What is being asked:
Only lines holding the string "With" are wanted; copy each one from the material.
══ Excerpted records
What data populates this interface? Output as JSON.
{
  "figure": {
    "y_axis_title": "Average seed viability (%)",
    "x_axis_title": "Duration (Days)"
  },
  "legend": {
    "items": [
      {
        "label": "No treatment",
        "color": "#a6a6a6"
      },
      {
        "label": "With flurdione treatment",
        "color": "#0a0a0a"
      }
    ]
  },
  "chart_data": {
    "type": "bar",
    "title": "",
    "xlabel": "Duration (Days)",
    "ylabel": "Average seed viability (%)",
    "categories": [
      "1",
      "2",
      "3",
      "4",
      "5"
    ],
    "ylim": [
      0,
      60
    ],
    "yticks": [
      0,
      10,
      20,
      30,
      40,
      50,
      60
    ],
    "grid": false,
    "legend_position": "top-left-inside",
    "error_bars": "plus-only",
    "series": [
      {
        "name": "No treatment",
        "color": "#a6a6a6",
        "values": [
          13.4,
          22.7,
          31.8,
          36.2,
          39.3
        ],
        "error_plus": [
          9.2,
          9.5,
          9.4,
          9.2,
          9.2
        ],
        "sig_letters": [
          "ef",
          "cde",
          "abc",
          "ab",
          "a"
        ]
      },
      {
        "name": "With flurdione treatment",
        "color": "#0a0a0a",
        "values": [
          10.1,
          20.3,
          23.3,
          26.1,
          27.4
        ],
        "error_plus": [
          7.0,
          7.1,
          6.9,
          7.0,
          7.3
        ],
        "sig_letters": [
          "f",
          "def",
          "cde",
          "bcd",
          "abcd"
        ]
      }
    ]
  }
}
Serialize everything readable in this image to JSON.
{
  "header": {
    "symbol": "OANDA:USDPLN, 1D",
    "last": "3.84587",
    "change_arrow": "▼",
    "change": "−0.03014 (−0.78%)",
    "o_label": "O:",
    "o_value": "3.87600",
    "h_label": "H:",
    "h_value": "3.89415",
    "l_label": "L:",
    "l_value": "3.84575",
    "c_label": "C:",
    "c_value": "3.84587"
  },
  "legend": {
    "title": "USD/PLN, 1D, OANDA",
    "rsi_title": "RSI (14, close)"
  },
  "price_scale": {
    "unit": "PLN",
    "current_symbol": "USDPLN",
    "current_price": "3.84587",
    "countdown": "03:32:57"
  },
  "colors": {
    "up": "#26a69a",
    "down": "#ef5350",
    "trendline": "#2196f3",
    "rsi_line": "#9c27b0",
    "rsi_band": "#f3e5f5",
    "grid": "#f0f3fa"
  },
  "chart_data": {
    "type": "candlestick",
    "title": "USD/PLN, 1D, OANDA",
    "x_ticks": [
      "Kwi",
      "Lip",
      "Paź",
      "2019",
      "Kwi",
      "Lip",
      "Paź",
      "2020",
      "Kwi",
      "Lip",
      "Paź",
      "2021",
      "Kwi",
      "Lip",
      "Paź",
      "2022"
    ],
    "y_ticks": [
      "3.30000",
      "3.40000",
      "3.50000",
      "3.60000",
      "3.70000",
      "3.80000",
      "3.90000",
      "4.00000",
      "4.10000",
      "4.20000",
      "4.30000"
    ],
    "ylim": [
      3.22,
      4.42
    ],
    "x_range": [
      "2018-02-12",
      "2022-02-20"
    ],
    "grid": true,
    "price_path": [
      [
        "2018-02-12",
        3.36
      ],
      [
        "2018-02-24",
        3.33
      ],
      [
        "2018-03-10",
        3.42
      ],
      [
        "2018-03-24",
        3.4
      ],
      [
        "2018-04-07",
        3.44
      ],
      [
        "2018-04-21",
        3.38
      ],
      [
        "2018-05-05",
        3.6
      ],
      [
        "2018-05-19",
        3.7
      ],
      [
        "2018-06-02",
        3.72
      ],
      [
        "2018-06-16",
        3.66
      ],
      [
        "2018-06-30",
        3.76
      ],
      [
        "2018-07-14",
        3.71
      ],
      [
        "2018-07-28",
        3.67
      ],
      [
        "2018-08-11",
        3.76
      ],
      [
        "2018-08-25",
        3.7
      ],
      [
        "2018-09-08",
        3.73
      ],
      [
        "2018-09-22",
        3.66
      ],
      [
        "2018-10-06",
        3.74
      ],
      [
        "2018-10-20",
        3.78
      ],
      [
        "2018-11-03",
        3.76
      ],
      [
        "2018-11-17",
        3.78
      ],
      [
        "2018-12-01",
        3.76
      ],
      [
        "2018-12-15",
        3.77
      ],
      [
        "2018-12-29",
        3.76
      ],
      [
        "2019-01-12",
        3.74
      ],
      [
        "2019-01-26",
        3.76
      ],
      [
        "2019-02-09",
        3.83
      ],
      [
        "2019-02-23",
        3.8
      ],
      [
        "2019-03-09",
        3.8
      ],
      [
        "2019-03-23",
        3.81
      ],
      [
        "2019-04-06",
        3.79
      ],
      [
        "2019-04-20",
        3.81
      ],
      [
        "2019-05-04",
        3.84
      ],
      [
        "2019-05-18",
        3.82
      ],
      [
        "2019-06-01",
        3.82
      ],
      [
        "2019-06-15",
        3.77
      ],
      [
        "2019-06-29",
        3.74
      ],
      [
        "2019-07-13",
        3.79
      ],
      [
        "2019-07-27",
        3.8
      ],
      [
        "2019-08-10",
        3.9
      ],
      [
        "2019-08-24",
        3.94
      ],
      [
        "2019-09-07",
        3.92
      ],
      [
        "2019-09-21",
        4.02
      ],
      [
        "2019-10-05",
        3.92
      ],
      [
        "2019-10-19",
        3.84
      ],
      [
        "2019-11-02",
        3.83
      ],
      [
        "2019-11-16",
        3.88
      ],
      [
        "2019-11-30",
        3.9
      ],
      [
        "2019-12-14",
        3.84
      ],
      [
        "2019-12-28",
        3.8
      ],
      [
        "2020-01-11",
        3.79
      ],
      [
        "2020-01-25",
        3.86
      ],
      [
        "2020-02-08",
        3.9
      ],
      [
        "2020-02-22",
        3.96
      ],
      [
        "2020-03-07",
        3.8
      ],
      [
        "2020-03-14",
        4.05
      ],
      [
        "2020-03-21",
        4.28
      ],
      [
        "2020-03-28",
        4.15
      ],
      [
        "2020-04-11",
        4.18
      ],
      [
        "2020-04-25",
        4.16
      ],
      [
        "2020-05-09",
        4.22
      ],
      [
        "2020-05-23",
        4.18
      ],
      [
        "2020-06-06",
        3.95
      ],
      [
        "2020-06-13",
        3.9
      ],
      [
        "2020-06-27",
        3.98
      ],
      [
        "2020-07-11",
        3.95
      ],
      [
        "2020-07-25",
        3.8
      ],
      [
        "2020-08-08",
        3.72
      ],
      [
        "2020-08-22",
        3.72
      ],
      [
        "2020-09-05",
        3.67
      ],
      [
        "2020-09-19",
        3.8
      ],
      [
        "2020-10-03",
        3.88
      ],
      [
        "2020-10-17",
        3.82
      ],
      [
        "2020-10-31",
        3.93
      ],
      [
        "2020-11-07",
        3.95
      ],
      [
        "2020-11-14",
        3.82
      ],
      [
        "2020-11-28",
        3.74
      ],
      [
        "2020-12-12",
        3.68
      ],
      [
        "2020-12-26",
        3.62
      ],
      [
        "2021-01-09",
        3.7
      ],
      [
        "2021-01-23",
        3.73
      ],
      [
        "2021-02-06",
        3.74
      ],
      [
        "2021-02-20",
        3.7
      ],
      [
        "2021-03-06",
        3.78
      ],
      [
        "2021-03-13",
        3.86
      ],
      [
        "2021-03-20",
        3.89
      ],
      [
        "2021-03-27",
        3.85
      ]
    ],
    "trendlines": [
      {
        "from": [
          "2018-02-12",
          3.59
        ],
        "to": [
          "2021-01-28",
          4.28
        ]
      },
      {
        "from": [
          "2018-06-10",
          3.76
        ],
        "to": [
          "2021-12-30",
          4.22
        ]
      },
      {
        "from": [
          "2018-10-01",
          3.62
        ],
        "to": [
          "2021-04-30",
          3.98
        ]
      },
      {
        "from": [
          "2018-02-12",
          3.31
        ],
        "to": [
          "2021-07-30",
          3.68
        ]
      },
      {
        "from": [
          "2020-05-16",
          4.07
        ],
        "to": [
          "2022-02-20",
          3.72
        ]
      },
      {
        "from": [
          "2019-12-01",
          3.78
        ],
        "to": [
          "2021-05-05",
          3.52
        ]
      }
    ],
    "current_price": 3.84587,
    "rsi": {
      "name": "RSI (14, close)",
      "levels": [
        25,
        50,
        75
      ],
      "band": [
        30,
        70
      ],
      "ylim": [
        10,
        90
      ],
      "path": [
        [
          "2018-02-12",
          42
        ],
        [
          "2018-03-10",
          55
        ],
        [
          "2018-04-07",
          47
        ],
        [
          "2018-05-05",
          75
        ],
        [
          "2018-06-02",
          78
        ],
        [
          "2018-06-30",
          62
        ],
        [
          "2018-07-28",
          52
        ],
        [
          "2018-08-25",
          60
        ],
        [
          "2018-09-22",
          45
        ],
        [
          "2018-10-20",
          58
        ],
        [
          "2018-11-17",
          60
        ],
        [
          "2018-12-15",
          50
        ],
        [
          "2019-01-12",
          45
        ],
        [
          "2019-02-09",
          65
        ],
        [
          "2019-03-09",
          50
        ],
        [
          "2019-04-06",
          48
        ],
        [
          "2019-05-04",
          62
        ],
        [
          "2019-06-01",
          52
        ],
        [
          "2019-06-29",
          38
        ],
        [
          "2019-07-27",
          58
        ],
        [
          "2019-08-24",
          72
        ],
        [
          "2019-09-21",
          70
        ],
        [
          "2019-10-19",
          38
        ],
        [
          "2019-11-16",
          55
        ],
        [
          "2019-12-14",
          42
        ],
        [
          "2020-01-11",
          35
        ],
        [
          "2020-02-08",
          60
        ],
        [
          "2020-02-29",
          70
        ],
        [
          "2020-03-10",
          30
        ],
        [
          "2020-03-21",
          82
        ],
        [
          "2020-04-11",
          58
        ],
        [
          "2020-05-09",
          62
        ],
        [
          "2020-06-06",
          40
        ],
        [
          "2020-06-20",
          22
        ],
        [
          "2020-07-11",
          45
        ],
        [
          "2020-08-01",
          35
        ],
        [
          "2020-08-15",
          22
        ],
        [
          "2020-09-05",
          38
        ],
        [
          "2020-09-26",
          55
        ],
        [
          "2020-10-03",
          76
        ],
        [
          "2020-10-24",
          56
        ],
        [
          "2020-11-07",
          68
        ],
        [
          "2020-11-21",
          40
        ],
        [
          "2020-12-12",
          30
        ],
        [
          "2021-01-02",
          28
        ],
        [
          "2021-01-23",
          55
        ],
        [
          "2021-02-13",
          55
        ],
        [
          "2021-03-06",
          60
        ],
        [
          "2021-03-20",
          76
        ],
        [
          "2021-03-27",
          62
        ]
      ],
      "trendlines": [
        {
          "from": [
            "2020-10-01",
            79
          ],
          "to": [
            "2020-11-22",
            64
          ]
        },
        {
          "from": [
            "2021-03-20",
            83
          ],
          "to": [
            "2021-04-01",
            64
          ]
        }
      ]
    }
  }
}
════
Solution to this problem:
        "label": "With flurdione treatment",
        "name": "With flurdione treatment",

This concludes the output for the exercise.